Stored data entries:
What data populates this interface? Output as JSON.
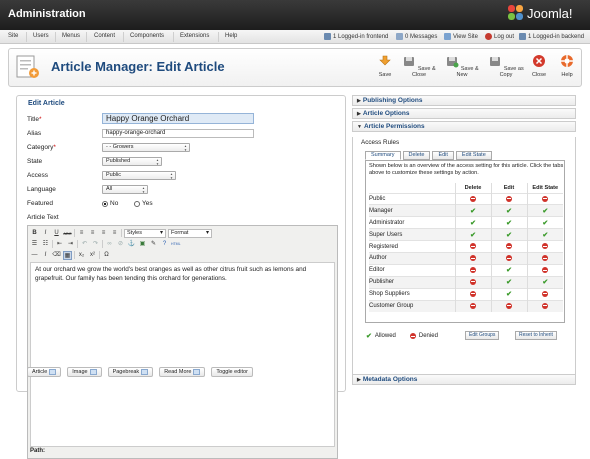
{
  "header": {
    "title": "Administration",
    "brand": "Joomla!"
  },
  "menu": {
    "items": [
      "Site",
      "Users",
      "Menus",
      "Content",
      "Components",
      "Extensions",
      "Help"
    ]
  },
  "status": {
    "logged_frontend": "1 Logged-in frontend",
    "messages": "0 Messages",
    "view_site": "View Site",
    "logout": "Log out",
    "logged_backend": "1 Logged-in backend"
  },
  "toolbar": {
    "page_title": "Article Manager: Edit Article",
    "buttons": [
      "Save",
      "Save & Close",
      "Save & New",
      "Save as Copy",
      "Close",
      "Help"
    ]
  },
  "form": {
    "legend": "Edit Article",
    "title_label": "Title",
    "title_value": "Happy Orange Orchard",
    "alias_label": "Alias",
    "alias_value": "happy-orange-orchard",
    "category_label": "Category",
    "category_value": "- - Growers",
    "state_label": "State",
    "state_value": "Published",
    "access_label": "Access",
    "access_value": "Public",
    "language_label": "Language",
    "language_value": "All",
    "featured_label": "Featured",
    "featured_no": "No",
    "featured_yes": "Yes",
    "article_text_label": "Article Text"
  },
  "editor": {
    "styles": "Styles",
    "format": "Format",
    "body": "At our orchard we grow the world's best oranges as well as other citrus fruit such as lemons and grapefruit. Our family has been tending this orchard for generations.",
    "path": "Path:",
    "buttons": [
      "Article",
      "Image",
      "Pagebreak",
      "Read More",
      "Toggle editor"
    ]
  },
  "sidebar": {
    "publishing": "Publishing Options",
    "article_options": "Article Options",
    "permissions": "Article Permissions",
    "metadata": "Metadata Options",
    "access_rules": "Access Rules",
    "tabs": [
      "Summary",
      "Delete",
      "Edit",
      "Edit State"
    ],
    "description": "Shown below is an overview of the access setting for this article. Click the tabs above to customize these settings by action.",
    "columns": [
      "Delete",
      "Edit",
      "Edit State"
    ],
    "rows": [
      {
        "group": "Public",
        "delete": "denied",
        "edit": "denied",
        "edit_state": "denied"
      },
      {
        "group": "Manager",
        "delete": "allowed",
        "edit": "allowed",
        "edit_state": "allowed"
      },
      {
        "group": "Administrator",
        "delete": "allowed",
        "edit": "allowed",
        "edit_state": "allowed"
      },
      {
        "group": "Super Users",
        "delete": "allowed",
        "edit": "allowed",
        "edit_state": "allowed"
      },
      {
        "group": "Registered",
        "delete": "denied",
        "edit": "denied",
        "edit_state": "denied"
      },
      {
        "group": "Author",
        "delete": "denied",
        "edit": "denied",
        "edit_state": "denied"
      },
      {
        "group": "Editor",
        "delete": "denied",
        "edit": "allowed",
        "edit_state": "denied"
      },
      {
        "group": "Publisher",
        "delete": "denied",
        "edit": "allowed",
        "edit_state": "allowed"
      },
      {
        "group": "Shop Suppliers",
        "delete": "denied",
        "edit": "allowed",
        "edit_state": "denied"
      },
      {
        "group": "Customer Group",
        "delete": "denied",
        "edit": "denied",
        "edit_state": "denied"
      }
    ],
    "legend_allowed": "Allowed",
    "legend_denied": "Denied",
    "edit_groups": "Edit Groups",
    "reset": "Reset to Inherit"
  }
}
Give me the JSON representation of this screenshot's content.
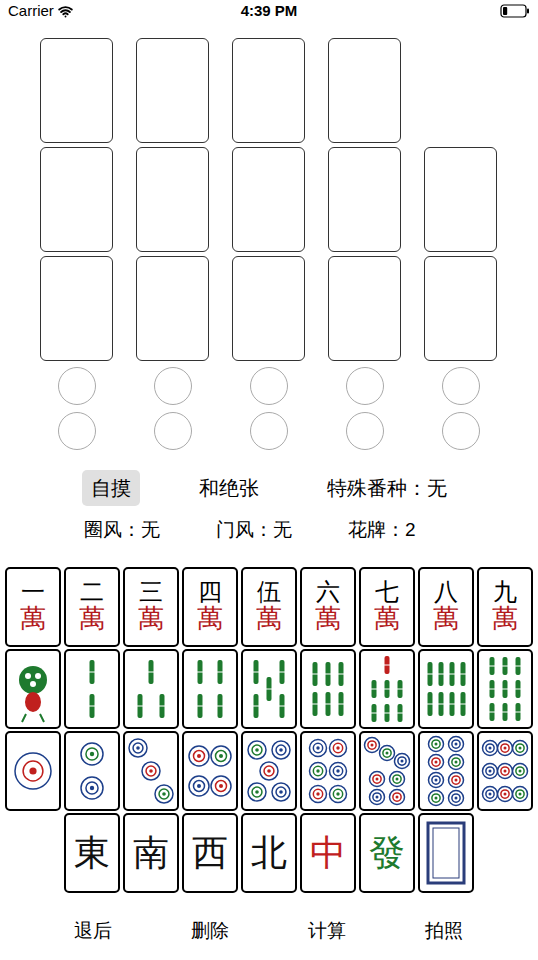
{
  "status_bar": {
    "carrier": "Carrier",
    "time": "4:39 PM",
    "battery_level": 0.2
  },
  "hand_rows": [
    {
      "slots": 4
    },
    {
      "slots": 5
    },
    {
      "slots": 5
    }
  ],
  "flower_rows": [
    {
      "circles": 5
    },
    {
      "circles": 5
    }
  ],
  "options": [
    {
      "label": "自摸",
      "selected": true
    },
    {
      "label": "和绝张",
      "selected": false
    },
    {
      "label": "特殊番种：无",
      "selected": false
    }
  ],
  "settings": [
    {
      "label": "圈风：无"
    },
    {
      "label": "门风：无"
    },
    {
      "label": "花牌：2"
    }
  ],
  "keyboard": {
    "rows": [
      [
        {
          "kind": "character",
          "numeral": "一",
          "suit": "萬"
        },
        {
          "kind": "character",
          "numeral": "二",
          "suit": "萬"
        },
        {
          "kind": "character",
          "numeral": "三",
          "suit": "萬"
        },
        {
          "kind": "character",
          "numeral": "四",
          "suit": "萬"
        },
        {
          "kind": "character",
          "numeral": "伍",
          "suit": "萬"
        },
        {
          "kind": "character",
          "numeral": "六",
          "suit": "萬"
        },
        {
          "kind": "character",
          "numeral": "七",
          "suit": "萬"
        },
        {
          "kind": "character",
          "numeral": "八",
          "suit": "萬"
        },
        {
          "kind": "character",
          "numeral": "九",
          "suit": "萬"
        }
      ],
      [
        {
          "kind": "bamboo",
          "rank": 1
        },
        {
          "kind": "bamboo",
          "rank": 2
        },
        {
          "kind": "bamboo",
          "rank": 3
        },
        {
          "kind": "bamboo",
          "rank": 4
        },
        {
          "kind": "bamboo",
          "rank": 5
        },
        {
          "kind": "bamboo",
          "rank": 6
        },
        {
          "kind": "bamboo",
          "rank": 7
        },
        {
          "kind": "bamboo",
          "rank": 8
        },
        {
          "kind": "bamboo",
          "rank": 9
        }
      ],
      [
        {
          "kind": "dot",
          "rank": 1
        },
        {
          "kind": "dot",
          "rank": 2
        },
        {
          "kind": "dot",
          "rank": 3
        },
        {
          "kind": "dot",
          "rank": 4
        },
        {
          "kind": "dot",
          "rank": 5
        },
        {
          "kind": "dot",
          "rank": 6
        },
        {
          "kind": "dot",
          "rank": 7
        },
        {
          "kind": "dot",
          "rank": 8
        },
        {
          "kind": "dot",
          "rank": 9
        }
      ],
      [
        {
          "kind": "honor",
          "text": "東",
          "color": "#111111"
        },
        {
          "kind": "honor",
          "text": "南",
          "color": "#111111"
        },
        {
          "kind": "honor",
          "text": "西",
          "color": "#111111"
        },
        {
          "kind": "honor",
          "text": "北",
          "color": "#111111"
        },
        {
          "kind": "honor",
          "text": "中",
          "color": "#c0201e"
        },
        {
          "kind": "honor",
          "text": "發",
          "color": "#1e7a2e"
        },
        {
          "kind": "white"
        }
      ]
    ]
  },
  "actions": [
    "退后",
    "删除",
    "计算",
    "拍照"
  ]
}
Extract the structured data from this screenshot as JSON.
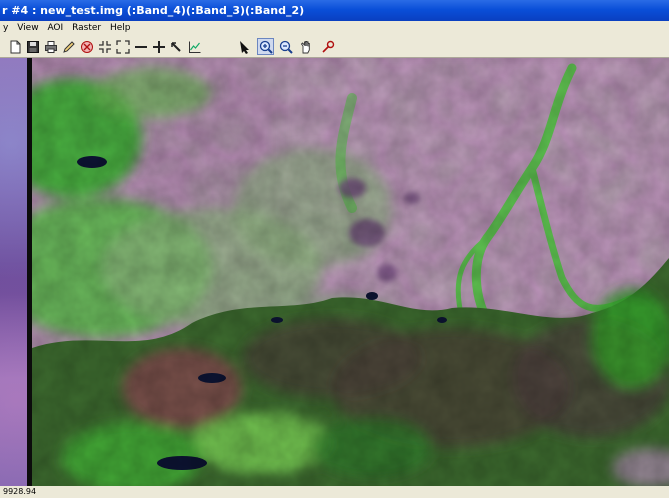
{
  "window": {
    "title": "r #4 : new_test.img (:Band_4)(:Band_3)(:Band_2)"
  },
  "menu": {
    "items": [
      "y",
      "View",
      "AOI",
      "Raster",
      "Help"
    ]
  },
  "toolbar": {
    "tools": [
      {
        "name": "new-icon"
      },
      {
        "name": "save-icon"
      },
      {
        "name": "print-icon"
      },
      {
        "name": "edit-icon"
      },
      {
        "name": "layer-info-icon"
      },
      {
        "name": "fit-icon"
      },
      {
        "name": "expand-icon"
      },
      {
        "name": "minus-icon"
      },
      {
        "name": "crosshair-icon"
      },
      {
        "name": "measure-icon"
      },
      {
        "name": "profile-icon"
      },
      {
        "name": "select-arrow-icon"
      },
      {
        "name": "zoom-in-icon"
      },
      {
        "name": "zoom-out-icon"
      },
      {
        "name": "pan-hand-icon"
      },
      {
        "name": "inquire-icon"
      }
    ]
  },
  "image": {
    "colors": {
      "vegetation": "#47c43a",
      "bare": "#b58bb3",
      "water": "#0d1433",
      "shadow": "#4a3f35"
    }
  },
  "status": {
    "coords": "9928.94"
  }
}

DESCRIPTION OF THE TASK | Your answer should be one number: how many lines of the listing include the word "settings".

THE SOLUTION | 2